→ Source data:
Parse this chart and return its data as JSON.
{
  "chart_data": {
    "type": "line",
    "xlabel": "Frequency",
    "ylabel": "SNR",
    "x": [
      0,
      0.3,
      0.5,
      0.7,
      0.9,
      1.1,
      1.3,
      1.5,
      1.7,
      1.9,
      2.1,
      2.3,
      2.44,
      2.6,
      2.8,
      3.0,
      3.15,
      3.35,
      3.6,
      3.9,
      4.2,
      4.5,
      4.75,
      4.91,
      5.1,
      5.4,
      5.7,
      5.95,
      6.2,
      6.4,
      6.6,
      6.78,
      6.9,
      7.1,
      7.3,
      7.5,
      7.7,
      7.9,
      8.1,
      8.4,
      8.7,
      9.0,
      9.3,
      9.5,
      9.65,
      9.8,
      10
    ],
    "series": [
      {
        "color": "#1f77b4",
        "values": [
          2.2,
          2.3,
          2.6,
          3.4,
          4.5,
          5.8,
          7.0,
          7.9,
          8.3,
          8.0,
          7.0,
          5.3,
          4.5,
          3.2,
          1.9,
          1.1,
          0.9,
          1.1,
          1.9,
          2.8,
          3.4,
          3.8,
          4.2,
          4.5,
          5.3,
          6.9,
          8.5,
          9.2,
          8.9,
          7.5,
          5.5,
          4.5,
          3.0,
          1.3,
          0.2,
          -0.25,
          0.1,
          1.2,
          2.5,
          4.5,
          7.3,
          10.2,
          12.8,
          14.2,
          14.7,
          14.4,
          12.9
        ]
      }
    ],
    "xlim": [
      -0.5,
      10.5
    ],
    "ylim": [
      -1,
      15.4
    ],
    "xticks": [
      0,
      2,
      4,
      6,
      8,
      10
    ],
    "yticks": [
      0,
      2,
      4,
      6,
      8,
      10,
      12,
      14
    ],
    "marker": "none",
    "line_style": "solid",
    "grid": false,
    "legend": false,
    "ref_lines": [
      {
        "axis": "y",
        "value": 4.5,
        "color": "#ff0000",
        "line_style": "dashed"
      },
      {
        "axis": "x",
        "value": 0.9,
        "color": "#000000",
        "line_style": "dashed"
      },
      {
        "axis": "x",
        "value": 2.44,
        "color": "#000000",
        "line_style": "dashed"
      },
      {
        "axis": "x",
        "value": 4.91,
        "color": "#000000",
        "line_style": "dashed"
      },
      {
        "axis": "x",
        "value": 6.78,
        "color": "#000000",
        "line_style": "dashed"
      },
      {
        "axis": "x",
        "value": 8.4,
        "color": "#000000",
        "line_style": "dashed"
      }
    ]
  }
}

→ Do this:
Retype the records in full. Keep every line identical to the original.

→ Complete answer:
Parse this chart and return its data as JSON.
{
  "chart_data": {
    "type": "line",
    "xlabel": "Frequency",
    "ylabel": "SNR",
    "x": [
      0,
      0.3,
      0.5,
      0.7,
      0.9,
      1.1,
      1.3,
      1.5,
      1.7,
      1.9,
      2.1,
      2.3,
      2.44,
      2.6,
      2.8,
      3.0,
      3.15,
      3.35,
      3.6,
      3.9,
      4.2,
      4.5,
      4.75,
      4.91,
      5.1,
      5.4,
      5.7,
      5.95,
      6.2,
      6.4,
      6.6,
      6.78,
      6.9,
      7.1,
      7.3,
      7.5,
      7.7,
      7.9,
      8.1,
      8.4,
      8.7,
      9.0,
      9.3,
      9.5,
      9.65,
      9.8,
      10
    ],
    "series": [
      {
        "color": "#1f77b4",
        "values": [
          2.2,
          2.3,
          2.6,
          3.4,
          4.5,
          5.8,
          7.0,
          7.9,
          8.3,
          8.0,
          7.0,
          5.3,
          4.5,
          3.2,
          1.9,
          1.1,
          0.9,
          1.1,
          1.9,
          2.8,
          3.4,
          3.8,
          4.2,
          4.5,
          5.3,
          6.9,
          8.5,
          9.2,
          8.9,
          7.5,
          5.5,
          4.5,
          3.0,
          1.3,
          0.2,
          -0.25,
          0.1,
          1.2,
          2.5,
          4.5,
          7.3,
          10.2,
          12.8,
          14.2,
          14.7,
          14.4,
          12.9
        ]
      }
    ],
    "xlim": [
      -0.5,
      10.5
    ],
    "ylim": [
      -1,
      15.4
    ],
    "xticks": [
      0,
      2,
      4,
      6,
      8,
      10
    ],
    "yticks": [
      0,
      2,
      4,
      6,
      8,
      10,
      12,
      14
    ],
    "marker": "none",
    "line_style": "solid",
    "grid": false,
    "legend": false,
    "ref_lines": [
      {
        "axis": "y",
        "value": 4.5,
        "color": "#ff0000",
        "line_style": "dashed"
      },
      {
        "axis": "x",
        "value": 0.9,
        "color": "#000000",
        "line_style": "dashed"
      },
      {
        "axis": "x",
        "value": 2.44,
        "color": "#000000",
        "line_style": "dashed"
      },
      {
        "axis": "x",
        "value": 4.91,
        "color": "#000000",
        "line_style": "dashed"
      },
      {
        "axis": "x",
        "value": 6.78,
        "color": "#000000",
        "line_style": "dashed"
      },
      {
        "axis": "x",
        "value": 8.4,
        "color": "#000000",
        "line_style": "dashed"
      }
    ]
  }
}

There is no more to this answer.